# [Written task]
From the listing below, tally the lines that include "JSON". Return only the total.

# [Excerpted records]
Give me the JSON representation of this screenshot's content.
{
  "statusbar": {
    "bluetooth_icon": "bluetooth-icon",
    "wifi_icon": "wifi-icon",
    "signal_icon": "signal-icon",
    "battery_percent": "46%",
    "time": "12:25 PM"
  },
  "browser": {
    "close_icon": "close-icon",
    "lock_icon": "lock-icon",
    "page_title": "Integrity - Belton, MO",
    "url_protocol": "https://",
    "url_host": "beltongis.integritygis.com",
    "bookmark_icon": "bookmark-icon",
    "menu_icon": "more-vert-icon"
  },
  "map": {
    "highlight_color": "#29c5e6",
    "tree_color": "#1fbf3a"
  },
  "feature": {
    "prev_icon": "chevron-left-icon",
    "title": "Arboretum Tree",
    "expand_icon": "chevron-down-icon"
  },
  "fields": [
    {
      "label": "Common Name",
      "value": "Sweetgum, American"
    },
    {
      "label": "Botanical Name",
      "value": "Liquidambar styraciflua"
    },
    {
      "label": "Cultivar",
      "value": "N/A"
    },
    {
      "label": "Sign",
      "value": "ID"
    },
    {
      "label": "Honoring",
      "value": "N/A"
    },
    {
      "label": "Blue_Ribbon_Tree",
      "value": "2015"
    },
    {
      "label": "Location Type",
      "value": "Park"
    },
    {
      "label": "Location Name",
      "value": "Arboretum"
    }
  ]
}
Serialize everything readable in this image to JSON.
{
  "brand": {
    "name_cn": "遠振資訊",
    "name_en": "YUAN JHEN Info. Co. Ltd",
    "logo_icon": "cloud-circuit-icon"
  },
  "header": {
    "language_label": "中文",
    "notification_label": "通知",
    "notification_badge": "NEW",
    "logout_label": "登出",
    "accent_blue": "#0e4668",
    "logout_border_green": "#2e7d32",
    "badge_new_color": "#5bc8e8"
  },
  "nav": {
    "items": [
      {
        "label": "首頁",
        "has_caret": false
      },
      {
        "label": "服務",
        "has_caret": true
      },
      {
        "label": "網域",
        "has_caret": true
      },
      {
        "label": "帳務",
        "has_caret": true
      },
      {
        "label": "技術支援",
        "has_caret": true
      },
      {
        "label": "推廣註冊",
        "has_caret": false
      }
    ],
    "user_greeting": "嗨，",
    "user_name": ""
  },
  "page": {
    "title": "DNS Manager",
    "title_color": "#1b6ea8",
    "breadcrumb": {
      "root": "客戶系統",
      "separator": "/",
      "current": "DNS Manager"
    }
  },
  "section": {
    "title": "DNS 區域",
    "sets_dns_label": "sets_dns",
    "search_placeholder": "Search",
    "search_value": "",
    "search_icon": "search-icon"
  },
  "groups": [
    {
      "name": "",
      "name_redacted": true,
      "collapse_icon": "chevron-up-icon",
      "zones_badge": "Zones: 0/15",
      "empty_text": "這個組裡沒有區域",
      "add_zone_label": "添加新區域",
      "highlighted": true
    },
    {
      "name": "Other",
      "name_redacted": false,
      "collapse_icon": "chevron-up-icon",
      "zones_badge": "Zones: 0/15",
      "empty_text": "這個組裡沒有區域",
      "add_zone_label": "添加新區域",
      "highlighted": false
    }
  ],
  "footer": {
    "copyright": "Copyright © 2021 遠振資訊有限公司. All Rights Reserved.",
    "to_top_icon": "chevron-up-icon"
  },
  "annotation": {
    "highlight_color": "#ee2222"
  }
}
* * *
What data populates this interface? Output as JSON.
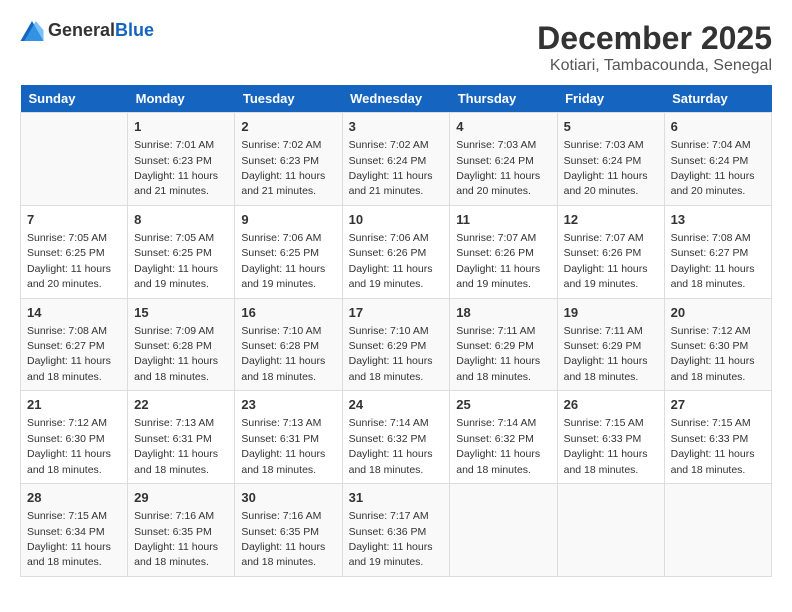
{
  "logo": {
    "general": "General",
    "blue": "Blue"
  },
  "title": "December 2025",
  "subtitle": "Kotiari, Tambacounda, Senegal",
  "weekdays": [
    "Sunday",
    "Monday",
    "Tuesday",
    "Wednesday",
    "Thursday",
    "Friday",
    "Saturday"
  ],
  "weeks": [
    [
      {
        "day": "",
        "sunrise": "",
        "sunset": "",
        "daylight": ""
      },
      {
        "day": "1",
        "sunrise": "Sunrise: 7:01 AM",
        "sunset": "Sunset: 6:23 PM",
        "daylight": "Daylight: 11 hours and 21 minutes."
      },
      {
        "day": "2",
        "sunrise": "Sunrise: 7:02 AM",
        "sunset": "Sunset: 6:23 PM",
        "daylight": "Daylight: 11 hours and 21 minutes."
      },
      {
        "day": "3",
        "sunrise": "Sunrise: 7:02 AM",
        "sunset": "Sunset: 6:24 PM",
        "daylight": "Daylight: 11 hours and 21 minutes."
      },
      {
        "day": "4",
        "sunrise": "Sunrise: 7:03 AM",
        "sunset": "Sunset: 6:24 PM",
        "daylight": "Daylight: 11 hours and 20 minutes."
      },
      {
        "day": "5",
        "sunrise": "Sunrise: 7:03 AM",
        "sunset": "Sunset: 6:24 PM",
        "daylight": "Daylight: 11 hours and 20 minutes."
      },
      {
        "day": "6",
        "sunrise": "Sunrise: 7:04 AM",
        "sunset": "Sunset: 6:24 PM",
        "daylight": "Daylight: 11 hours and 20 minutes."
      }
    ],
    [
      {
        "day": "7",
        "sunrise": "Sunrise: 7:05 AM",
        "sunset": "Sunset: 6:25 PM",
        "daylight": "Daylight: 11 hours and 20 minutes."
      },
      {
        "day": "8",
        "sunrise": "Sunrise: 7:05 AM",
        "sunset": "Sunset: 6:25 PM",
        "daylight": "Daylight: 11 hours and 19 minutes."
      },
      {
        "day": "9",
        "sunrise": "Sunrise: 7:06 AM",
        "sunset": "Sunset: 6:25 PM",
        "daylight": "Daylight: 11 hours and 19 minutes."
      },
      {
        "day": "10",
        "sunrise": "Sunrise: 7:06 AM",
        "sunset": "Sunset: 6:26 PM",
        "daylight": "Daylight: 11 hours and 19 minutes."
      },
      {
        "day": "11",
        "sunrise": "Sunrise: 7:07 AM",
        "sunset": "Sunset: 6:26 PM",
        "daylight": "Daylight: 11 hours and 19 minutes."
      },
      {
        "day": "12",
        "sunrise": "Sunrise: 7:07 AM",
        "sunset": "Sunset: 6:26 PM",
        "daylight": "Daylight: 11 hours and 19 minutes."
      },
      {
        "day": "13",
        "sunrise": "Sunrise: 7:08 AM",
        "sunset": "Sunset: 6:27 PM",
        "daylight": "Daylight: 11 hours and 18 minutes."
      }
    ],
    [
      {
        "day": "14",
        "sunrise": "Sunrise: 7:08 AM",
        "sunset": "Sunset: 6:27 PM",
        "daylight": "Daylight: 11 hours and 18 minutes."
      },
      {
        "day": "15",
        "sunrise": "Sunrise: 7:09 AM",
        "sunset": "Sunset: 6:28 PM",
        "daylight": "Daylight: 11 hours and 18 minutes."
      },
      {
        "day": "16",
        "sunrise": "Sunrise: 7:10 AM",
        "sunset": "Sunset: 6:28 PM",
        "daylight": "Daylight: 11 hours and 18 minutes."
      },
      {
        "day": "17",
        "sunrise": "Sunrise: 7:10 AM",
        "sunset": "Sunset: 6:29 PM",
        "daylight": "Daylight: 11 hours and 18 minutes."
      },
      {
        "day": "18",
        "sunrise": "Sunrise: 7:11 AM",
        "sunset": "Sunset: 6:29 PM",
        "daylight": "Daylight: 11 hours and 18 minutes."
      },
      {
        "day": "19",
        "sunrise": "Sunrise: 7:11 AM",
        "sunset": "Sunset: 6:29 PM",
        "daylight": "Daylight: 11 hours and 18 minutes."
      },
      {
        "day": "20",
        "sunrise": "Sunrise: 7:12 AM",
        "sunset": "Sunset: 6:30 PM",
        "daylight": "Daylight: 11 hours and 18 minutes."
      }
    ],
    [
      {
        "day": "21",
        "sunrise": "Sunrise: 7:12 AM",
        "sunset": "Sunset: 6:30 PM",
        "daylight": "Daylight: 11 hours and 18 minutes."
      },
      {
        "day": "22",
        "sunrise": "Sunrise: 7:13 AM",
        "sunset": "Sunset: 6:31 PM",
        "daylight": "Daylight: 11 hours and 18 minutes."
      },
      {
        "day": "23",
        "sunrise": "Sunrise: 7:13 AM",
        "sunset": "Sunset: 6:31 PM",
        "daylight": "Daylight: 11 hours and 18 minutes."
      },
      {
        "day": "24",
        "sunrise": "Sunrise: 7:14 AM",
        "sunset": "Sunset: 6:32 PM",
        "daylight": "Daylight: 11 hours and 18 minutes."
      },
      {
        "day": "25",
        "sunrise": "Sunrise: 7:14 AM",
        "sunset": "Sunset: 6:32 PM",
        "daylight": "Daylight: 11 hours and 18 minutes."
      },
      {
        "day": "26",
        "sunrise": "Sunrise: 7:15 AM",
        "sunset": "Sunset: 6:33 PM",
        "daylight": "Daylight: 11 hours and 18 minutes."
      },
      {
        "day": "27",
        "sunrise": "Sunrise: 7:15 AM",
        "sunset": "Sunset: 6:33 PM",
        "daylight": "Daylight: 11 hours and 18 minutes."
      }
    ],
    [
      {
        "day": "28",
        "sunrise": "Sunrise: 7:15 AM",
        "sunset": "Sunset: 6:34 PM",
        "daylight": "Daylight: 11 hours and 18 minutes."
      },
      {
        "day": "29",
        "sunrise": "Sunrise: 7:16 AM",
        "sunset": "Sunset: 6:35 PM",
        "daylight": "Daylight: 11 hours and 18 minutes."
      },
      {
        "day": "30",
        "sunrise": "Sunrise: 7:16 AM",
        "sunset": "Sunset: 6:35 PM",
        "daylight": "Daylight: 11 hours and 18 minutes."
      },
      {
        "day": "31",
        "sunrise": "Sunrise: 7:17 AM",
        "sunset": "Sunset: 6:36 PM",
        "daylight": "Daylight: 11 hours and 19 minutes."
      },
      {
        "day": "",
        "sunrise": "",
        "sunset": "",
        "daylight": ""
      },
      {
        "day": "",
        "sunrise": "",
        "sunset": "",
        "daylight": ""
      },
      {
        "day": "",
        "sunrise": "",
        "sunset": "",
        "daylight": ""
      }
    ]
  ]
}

# [Written answer]
3